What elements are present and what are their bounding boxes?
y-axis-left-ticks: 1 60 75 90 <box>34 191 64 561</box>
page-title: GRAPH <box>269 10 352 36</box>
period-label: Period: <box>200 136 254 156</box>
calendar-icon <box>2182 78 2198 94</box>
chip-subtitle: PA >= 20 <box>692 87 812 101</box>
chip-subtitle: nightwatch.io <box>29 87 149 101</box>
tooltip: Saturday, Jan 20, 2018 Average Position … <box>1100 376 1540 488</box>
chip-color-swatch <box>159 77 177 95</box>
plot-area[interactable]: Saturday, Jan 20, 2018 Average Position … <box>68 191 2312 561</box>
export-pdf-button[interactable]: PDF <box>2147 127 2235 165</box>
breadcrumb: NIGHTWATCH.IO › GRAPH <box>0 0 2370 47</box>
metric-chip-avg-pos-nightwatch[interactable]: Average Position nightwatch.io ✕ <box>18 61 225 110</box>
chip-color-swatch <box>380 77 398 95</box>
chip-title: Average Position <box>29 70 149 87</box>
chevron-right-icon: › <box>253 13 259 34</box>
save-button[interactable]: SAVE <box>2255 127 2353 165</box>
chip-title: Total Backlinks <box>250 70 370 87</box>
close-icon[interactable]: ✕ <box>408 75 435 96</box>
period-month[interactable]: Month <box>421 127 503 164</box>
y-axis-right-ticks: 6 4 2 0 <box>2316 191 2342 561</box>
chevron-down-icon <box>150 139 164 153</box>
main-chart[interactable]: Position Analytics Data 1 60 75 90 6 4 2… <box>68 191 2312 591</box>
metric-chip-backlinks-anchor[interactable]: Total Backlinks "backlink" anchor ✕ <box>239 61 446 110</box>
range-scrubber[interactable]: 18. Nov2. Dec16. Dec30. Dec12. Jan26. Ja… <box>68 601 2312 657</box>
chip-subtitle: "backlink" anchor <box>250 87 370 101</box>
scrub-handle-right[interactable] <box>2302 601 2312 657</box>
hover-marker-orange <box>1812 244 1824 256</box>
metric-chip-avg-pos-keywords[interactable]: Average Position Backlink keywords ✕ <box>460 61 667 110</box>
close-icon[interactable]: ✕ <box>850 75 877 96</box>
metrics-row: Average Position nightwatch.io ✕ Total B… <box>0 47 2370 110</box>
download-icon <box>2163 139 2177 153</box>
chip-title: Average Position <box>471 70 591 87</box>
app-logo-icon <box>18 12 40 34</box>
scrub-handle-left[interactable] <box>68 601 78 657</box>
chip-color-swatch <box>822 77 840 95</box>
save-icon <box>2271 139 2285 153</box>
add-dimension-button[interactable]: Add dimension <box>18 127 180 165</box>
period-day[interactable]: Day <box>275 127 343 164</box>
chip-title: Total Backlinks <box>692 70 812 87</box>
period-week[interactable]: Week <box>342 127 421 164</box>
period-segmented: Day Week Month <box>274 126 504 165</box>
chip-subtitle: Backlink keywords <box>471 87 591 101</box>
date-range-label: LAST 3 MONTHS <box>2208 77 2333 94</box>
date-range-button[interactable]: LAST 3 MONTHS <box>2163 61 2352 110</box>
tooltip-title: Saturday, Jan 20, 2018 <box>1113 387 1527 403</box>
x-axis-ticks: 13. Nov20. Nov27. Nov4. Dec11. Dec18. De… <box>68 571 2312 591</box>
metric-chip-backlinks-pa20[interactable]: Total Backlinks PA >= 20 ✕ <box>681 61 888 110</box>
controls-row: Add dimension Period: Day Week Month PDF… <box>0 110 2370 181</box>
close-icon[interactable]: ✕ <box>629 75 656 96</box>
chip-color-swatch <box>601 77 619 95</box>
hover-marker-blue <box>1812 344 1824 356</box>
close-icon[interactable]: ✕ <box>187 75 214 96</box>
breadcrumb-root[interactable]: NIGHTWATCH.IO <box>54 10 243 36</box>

- Problem to solve
Copy the entries above in full, putting "Mean Position" in place of each occurrence of "Average Position" and changing nothing else.

- Expected answer
What elements are present and what are their bounding boxes?
y-axis-left-ticks: 1 60 75 90 <box>34 191 64 561</box>
page-title: GRAPH <box>269 10 352 36</box>
period-label: Period: <box>200 136 254 156</box>
calendar-icon <box>2182 78 2198 94</box>
chip-subtitle: PA >= 20 <box>692 87 812 101</box>
chip-subtitle: nightwatch.io <box>29 87 149 101</box>
tooltip: Saturday, Jan 20, 2018 Mean Position … <box>1100 376 1540 488</box>
chip-color-swatch <box>159 77 177 95</box>
plot-area[interactable]: Saturday, Jan 20, 2018 Mean Position … <box>68 191 2312 561</box>
export-pdf-button[interactable]: PDF <box>2147 127 2235 165</box>
breadcrumb: NIGHTWATCH.IO › GRAPH <box>0 0 2370 47</box>
metric-chip-avg-pos-nightwatch[interactable]: Mean Position nightwatch.io ✕ <box>18 61 225 110</box>
chip-color-swatch <box>380 77 398 95</box>
chip-title: Mean Position <box>29 70 149 87</box>
chevron-right-icon: › <box>253 13 259 34</box>
save-button[interactable]: SAVE <box>2255 127 2353 165</box>
chip-title: Total Backlinks <box>250 70 370 87</box>
close-icon[interactable]: ✕ <box>408 75 435 96</box>
period-month[interactable]: Month <box>421 127 503 164</box>
y-axis-right-ticks: 6 4 2 0 <box>2316 191 2342 561</box>
chevron-down-icon <box>150 139 164 153</box>
main-chart[interactable]: Position Analytics Data 1 60 75 90 6 4 2… <box>68 191 2312 591</box>
metric-chip-backlinks-anchor[interactable]: Total Backlinks "backlink" anchor ✕ <box>239 61 446 110</box>
range-scrubber[interactable]: 18. Nov2. Dec16. Dec30. Dec12. Jan26. Ja… <box>68 601 2312 657</box>
chip-subtitle: "backlink" anchor <box>250 87 370 101</box>
scrub-handle-right[interactable] <box>2302 601 2312 657</box>
hover-marker-orange <box>1812 244 1824 256</box>
metric-chip-avg-pos-keywords[interactable]: Mean Position Backlink keywords ✕ <box>460 61 667 110</box>
close-icon[interactable]: ✕ <box>850 75 877 96</box>
metrics-row: Mean Position nightwatch.io ✕ Total B… <box>0 47 2370 110</box>
download-icon <box>2163 139 2177 153</box>
chip-title: Mean Position <box>471 70 591 87</box>
app-logo-icon <box>18 12 40 34</box>
scrub-handle-left[interactable] <box>68 601 78 657</box>
chip-color-swatch <box>822 77 840 95</box>
save-icon <box>2271 139 2285 153</box>
add-dimension-button[interactable]: Add dimension <box>18 127 180 165</box>
period-day[interactable]: Day <box>275 127 343 164</box>
chip-title: Total Backlinks <box>692 70 812 87</box>
period-week[interactable]: Week <box>342 127 421 164</box>
period-segmented: Day Week Month <box>274 126 504 165</box>
chip-subtitle: Backlink keywords <box>471 87 591 101</box>
date-range-label: LAST 3 MONTHS <box>2208 77 2333 94</box>
date-range-button[interactable]: LAST 3 MONTHS <box>2163 61 2352 110</box>
tooltip-title: Saturday, Jan 20, 2018 <box>1113 387 1527 403</box>
x-axis-ticks: 13. Nov20. Nov27. Nov4. Dec11. Dec18. De… <box>68 571 2312 591</box>
metric-chip-backlinks-pa20[interactable]: Total Backlinks PA >= 20 ✕ <box>681 61 888 110</box>
controls-row: Add dimension Period: Day Week Month PDF… <box>0 110 2370 181</box>
close-icon[interactable]: ✕ <box>629 75 656 96</box>
chip-color-swatch <box>601 77 619 95</box>
hover-marker-blue <box>1812 344 1824 356</box>
close-icon[interactable]: ✕ <box>187 75 214 96</box>
breadcrumb-root[interactable]: NIGHTWATCH.IO <box>54 10 243 36</box>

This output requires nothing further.